SUPPLIED RECORDS:
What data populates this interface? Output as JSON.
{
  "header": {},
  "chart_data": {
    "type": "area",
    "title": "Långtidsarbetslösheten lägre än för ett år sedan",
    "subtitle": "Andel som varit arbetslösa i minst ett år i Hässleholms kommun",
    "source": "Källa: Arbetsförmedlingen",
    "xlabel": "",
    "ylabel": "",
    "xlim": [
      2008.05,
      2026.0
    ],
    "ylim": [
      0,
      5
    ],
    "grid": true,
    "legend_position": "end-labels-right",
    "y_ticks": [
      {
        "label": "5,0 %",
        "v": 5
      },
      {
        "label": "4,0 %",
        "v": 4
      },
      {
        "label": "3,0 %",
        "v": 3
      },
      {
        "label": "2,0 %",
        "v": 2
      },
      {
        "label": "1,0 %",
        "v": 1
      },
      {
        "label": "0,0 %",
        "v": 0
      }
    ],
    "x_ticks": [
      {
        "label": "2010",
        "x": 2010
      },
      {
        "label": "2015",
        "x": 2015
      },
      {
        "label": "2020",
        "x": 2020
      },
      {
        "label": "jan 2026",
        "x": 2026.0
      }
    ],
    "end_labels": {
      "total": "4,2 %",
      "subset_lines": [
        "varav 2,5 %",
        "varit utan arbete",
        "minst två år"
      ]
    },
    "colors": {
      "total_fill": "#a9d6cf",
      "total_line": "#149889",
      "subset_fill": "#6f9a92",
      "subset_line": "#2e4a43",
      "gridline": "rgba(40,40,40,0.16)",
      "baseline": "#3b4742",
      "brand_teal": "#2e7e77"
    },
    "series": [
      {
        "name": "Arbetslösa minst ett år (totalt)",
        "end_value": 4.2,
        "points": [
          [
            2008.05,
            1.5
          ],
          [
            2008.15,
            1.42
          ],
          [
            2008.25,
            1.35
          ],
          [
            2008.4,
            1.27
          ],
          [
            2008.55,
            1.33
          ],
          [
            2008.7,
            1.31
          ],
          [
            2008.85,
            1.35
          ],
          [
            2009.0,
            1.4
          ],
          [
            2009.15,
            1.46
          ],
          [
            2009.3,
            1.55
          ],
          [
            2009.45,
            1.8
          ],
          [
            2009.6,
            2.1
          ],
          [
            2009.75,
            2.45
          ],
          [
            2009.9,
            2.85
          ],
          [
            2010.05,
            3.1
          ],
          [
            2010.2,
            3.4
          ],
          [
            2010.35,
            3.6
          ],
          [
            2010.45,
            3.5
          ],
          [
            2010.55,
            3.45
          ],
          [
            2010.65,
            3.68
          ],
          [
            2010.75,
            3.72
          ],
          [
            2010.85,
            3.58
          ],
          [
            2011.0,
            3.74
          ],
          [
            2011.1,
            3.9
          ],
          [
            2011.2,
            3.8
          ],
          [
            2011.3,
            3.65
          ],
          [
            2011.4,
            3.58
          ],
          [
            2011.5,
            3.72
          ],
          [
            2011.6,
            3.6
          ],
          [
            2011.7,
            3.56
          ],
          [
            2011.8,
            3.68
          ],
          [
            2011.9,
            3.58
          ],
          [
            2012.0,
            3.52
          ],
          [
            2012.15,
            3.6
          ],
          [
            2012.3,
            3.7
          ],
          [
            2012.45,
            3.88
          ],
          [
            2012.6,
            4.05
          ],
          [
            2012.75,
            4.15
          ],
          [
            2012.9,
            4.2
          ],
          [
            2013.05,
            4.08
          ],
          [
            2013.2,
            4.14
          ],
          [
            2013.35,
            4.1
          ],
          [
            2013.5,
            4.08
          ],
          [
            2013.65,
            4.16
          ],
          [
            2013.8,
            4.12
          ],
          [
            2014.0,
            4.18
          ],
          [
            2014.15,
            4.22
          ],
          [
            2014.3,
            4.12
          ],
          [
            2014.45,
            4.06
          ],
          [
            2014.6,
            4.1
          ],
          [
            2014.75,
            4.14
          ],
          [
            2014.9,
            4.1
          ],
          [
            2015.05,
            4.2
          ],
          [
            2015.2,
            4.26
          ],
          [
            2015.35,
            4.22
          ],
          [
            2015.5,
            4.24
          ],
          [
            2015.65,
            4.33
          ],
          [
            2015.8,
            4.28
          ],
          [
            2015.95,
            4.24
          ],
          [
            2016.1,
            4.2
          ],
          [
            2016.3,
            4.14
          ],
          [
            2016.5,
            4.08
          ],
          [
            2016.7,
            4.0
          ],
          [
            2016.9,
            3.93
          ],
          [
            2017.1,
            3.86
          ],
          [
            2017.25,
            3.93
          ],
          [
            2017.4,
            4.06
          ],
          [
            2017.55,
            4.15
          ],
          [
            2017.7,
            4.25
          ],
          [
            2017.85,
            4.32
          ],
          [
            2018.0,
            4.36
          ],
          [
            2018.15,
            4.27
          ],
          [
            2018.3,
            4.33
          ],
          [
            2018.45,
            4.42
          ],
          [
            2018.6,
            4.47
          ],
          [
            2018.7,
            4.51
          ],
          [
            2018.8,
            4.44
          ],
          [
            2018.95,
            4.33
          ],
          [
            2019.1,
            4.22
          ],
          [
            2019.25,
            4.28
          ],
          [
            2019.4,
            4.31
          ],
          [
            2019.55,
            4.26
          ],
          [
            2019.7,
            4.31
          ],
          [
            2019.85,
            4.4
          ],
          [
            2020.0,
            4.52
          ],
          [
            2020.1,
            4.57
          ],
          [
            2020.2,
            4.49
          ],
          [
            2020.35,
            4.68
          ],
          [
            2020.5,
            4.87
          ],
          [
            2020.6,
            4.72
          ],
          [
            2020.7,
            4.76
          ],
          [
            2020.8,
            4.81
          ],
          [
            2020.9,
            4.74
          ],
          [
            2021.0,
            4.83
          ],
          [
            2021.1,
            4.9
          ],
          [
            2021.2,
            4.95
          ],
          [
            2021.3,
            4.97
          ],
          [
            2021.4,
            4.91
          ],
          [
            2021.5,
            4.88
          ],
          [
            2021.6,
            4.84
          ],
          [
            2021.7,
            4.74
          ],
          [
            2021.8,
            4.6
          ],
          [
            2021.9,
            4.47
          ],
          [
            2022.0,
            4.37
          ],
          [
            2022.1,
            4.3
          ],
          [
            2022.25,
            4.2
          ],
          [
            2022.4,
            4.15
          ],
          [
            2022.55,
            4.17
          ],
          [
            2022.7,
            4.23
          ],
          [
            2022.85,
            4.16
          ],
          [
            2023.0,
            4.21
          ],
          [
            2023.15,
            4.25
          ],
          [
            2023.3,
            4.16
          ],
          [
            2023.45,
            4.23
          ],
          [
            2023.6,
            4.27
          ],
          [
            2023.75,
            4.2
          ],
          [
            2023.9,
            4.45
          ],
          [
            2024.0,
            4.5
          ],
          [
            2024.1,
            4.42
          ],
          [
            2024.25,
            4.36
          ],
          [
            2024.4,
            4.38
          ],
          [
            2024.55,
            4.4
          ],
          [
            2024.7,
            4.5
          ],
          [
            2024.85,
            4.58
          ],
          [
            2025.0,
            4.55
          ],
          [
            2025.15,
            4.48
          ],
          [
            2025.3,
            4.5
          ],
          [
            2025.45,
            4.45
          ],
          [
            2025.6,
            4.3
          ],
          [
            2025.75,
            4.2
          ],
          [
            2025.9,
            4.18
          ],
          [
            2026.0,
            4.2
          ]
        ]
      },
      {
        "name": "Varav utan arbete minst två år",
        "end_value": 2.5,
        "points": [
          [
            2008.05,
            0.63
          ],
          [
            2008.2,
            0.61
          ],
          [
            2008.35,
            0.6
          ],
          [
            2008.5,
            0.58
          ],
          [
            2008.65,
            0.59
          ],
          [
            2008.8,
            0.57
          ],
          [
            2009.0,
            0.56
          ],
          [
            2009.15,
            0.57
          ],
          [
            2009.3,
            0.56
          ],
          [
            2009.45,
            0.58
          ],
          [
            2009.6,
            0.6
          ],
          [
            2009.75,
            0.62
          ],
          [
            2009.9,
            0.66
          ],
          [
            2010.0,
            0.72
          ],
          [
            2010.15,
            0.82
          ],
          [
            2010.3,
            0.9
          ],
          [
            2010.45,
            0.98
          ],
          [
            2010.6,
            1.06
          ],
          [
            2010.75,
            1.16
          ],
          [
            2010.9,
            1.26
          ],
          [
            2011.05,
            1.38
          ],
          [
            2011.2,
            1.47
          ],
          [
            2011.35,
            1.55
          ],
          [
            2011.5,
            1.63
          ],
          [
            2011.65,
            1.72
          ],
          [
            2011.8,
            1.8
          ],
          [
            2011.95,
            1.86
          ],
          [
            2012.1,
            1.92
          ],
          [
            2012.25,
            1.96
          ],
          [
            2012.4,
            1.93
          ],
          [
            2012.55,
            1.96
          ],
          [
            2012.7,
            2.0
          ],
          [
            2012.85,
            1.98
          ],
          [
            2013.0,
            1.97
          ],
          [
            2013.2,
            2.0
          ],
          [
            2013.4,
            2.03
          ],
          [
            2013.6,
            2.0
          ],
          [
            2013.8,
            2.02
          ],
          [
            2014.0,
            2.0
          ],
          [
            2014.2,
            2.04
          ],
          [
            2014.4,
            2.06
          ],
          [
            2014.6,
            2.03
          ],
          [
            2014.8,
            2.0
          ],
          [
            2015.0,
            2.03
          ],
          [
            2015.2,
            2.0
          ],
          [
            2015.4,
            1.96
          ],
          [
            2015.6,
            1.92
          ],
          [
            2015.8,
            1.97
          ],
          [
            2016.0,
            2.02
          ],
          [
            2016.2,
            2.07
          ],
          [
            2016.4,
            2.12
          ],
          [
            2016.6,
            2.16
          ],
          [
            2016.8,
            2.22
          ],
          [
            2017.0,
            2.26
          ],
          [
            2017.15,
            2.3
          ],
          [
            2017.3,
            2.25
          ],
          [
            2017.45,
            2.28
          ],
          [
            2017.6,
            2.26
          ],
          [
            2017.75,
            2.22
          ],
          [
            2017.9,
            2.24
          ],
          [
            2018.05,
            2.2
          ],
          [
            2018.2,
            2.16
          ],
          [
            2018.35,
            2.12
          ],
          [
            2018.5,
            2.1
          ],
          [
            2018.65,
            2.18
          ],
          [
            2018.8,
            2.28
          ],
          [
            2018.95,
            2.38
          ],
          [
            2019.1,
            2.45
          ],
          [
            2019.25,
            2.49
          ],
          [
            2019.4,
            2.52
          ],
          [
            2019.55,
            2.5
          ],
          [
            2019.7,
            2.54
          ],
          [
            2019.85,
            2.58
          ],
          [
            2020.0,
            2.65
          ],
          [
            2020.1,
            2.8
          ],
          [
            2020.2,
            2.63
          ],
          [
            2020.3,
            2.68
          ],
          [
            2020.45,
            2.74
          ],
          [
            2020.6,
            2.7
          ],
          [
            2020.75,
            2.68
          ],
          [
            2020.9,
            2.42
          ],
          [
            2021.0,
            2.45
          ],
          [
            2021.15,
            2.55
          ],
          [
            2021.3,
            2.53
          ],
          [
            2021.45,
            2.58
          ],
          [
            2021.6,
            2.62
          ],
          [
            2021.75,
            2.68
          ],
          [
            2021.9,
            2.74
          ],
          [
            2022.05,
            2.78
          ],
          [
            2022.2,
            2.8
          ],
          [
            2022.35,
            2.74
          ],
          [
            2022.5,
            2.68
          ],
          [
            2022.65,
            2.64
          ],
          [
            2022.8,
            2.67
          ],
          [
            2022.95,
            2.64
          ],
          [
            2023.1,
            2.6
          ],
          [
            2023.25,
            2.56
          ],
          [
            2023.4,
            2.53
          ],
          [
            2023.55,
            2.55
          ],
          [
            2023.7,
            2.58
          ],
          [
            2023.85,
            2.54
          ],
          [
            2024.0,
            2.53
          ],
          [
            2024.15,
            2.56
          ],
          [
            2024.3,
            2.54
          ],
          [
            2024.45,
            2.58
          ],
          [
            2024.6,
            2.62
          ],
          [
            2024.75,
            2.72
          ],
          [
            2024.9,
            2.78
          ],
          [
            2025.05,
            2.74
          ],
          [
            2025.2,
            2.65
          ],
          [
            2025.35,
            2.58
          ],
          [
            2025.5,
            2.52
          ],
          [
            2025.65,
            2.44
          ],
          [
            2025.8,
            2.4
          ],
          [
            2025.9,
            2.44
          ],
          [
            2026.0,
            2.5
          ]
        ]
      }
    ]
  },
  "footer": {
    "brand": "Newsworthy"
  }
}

WHAT YOU HAVE TO DO: In the listing above, find each line with the word "utan" and copy it.

ANSWER TO THIS PROBLEM:
        "varit utan arbete",
        "name": "Varav utan arbete minst två år",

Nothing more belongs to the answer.